→ **WRITTEN EXERCISE**:
Output the entries verbatim, including every line.

→ **Records excerpted from a collection**:

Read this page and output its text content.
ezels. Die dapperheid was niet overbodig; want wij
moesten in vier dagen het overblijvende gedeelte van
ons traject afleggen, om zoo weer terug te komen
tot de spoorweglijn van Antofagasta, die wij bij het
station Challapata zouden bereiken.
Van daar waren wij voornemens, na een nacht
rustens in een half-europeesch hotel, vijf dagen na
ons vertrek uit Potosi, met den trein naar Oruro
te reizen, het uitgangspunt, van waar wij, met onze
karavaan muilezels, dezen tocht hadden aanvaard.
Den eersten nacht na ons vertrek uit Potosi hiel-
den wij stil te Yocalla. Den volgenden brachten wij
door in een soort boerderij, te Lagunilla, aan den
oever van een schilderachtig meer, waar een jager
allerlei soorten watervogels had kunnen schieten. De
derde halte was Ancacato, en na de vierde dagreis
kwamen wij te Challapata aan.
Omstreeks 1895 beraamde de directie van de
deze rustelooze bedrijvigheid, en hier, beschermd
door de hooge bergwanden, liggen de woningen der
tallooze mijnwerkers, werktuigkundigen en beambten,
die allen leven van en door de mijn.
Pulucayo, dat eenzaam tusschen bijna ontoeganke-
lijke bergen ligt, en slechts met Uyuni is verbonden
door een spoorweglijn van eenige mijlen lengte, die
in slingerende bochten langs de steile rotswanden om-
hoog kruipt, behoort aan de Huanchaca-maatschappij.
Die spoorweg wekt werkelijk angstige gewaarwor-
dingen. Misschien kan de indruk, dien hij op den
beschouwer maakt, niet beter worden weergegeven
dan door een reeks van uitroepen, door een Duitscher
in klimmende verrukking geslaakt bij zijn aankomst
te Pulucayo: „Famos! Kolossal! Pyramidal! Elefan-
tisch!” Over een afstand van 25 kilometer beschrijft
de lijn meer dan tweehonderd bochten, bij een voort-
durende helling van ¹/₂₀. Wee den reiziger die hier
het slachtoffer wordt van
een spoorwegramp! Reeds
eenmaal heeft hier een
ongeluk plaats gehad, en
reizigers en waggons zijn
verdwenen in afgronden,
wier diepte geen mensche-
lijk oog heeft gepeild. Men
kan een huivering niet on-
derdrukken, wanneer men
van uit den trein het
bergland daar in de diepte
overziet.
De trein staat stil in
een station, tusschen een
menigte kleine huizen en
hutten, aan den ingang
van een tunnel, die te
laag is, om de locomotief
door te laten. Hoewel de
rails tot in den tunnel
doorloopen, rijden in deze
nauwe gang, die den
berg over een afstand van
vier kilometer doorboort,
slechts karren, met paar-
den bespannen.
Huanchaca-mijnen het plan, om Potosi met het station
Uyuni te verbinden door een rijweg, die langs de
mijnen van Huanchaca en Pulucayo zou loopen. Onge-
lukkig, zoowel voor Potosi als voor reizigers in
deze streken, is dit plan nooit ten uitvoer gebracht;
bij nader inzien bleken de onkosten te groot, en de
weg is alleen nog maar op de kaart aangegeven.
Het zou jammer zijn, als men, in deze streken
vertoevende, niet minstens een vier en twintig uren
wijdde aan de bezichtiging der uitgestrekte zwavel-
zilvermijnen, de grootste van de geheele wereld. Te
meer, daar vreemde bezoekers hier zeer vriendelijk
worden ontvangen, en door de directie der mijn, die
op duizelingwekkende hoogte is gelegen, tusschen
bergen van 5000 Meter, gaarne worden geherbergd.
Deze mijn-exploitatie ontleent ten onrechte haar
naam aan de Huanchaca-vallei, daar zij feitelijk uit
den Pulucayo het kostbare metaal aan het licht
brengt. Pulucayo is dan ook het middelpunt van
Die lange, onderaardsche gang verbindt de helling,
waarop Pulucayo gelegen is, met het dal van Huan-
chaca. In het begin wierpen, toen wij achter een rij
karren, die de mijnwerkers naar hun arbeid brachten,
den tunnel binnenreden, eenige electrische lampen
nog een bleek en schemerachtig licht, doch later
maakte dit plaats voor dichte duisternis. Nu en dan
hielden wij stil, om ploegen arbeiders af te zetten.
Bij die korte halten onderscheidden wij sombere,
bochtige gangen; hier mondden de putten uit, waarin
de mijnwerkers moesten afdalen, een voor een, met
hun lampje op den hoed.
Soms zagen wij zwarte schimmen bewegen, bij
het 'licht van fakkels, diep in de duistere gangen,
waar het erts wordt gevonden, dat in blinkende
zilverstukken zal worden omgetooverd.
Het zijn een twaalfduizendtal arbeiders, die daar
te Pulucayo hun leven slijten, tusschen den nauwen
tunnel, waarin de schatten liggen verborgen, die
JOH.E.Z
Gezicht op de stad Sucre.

→ **ANSWER TO THE PROBLEM**:
Read this page and output its text content.
ezels. Die dapperheid was niet overbodig; want wij
moesten in vier dagen het overblijvende gedeelte van
ons traject afleggen, om zoo weer terug te komen
tot de spoorweglijn van Antofagasta, die wij bij het
station Challapata zouden bereiken.
Van daar waren wij voornemens, na een nacht
rustens in een half-europeesch hotel, vijf dagen na
ons vertrek uit Potosi, met den trein naar Oruro
te reizen, het uitgangspunt, van waar wij, met onze
karavaan muilezels, dezen tocht hadden aanvaard.
Den eersten nacht na ons vertrek uit Potosi hiel-
den wij stil te Yocalla. Den volgenden brachten wij
door in een soort boerderij, te Lagunilla, aan den
oever van een schilderachtig meer, waar een jager
allerlei soorten watervogels had kunnen schieten. De
derde halte was Ancacato, en na de vierde dagreis
kwamen wij te Challapata aan.
Omstreeks 1895 beraamde de directie van de
deze rustelooze bedrijvigheid, en hier, beschermd
door de hooge bergwanden, liggen de woningen der
tallooze mijnwerkers, werktuigkundigen en beambten,
die allen leven van en door de mijn.
Pulucayo, dat eenzaam tusschen bijna ontoeganke-
lijke bergen ligt, en slechts met Uyuni is verbonden
door een spoorweglijn van eenige mijlen lengte, die
in slingerende bochten langs de steile rotswanden om-
hoog kruipt, behoort aan de Huanchaca-maatschappij.
Die spoorweg wekt werkelijk angstige gewaarwor-
dingen. Misschien kan de indruk, dien hij op den
beschouwer maakt, niet beter worden weergegeven
dan door een reeks van uitroepen, door een Duitscher
in klimmende verrukking geslaakt bij zijn aankomst
te Pulucayo: „Famos! Kolossal! Pyramidal! Elefan-
tisch!” Over een afstand van 25 kilometer beschrijft
de lijn meer dan tweehonderd bochten, bij een voort-
durende helling van ¹/₂₀. Wee den reiziger die hier
het slachtoffer wordt van
een spoorwegramp! Reeds
eenmaal heeft hier een
ongeluk plaats gehad, en
reizigers en waggons zijn
verdwenen in afgronden,
wier diepte geen mensche-
lijk oog heeft gepeild. Men
kan een huivering niet on-
derdrukken, wanneer men
van uit den trein het
bergland daar in de diepte
overziet.
De trein staat stil in
een station, tusschen een
menigte kleine huizen en
hutten, aan den ingang
van een tunnel, die te
laag is, om de locomotief
door te laten. Hoewel de
rails tot in den tunnel
doorloopen, rijden in deze
nauwe gang, die den
berg over een afstand van
vier kilometer doorboort,
slechts karren, met paar-
den bespannen.
Huanchaca-mijnen het plan, om Potosi met het station
Uyuni te verbinden door een rijweg, die langs de
mijnen van Huanchaca en Pulucayo zou loopen. Onge-
lukkig, zoowel voor Potosi als voor reizigers in
deze streken, is dit plan nooit ten uitvoer gebracht;
bij nader inzien bleken de onkosten te groot, en de
weg is alleen nog maar op de kaart aangegeven.
Het zou jammer zijn, als men, in deze streken
vertoevende, niet minstens een vier en twintig uren
wijdde aan de bezichtiging der uitgestrekte zwavel-
zilvermijnen, de grootste van de geheele wereld. Te
meer, daar vreemde bezoekers hier zeer vriendelijk
worden ontvangen, en door de directie der mijn, die
op duizelingwekkende hoogte is gelegen, tusschen
bergen van 5000 Meter, gaarne worden geherbergd.
Deze mijn-exploitatie ontleent ten onrechte haar
naam aan de Huanchaca-vallei, daar zij feitelijk uit
den Pulucayo het kostbare metaal aan het licht
brengt. Pulucayo is dan ook het middelpunt van
Die lange, onderaardsche gang verbindt de helling,
waarop Pulucayo gelegen is, met het dal van Huan-
chaca. In het begin wierpen, toen wij achter een rij
karren, die de mijnwerkers naar hun arbeid brachten,
den tunnel binnenreden, eenige electrische lampen
nog een bleek en schemerachtig licht, doch later
maakte dit plaats voor dichte duisternis. Nu en dan
hielden wij stil, om ploegen arbeiders af te zetten.
Bij die korte halten onderscheidden wij sombere,
bochtige gangen; hier mondden de putten uit, waarin
de mijnwerkers moesten afdalen, een voor een, met
hun lampje op den hoed.
Soms zagen wij zwarte schimmen bewegen, bij
het 'licht van fakkels, diep in de duistere gangen,
waar het erts wordt gevonden, dat in blinkende
zilverstukken zal worden omgetooverd.
Het zijn een twaalfduizendtal arbeiders, die daar
te Pulucayo hun leven slijten, tusschen den nauwen
tunnel, waarin de schatten liggen verborgen, die
JOH.E.Z
Gezicht op de stad Sucre.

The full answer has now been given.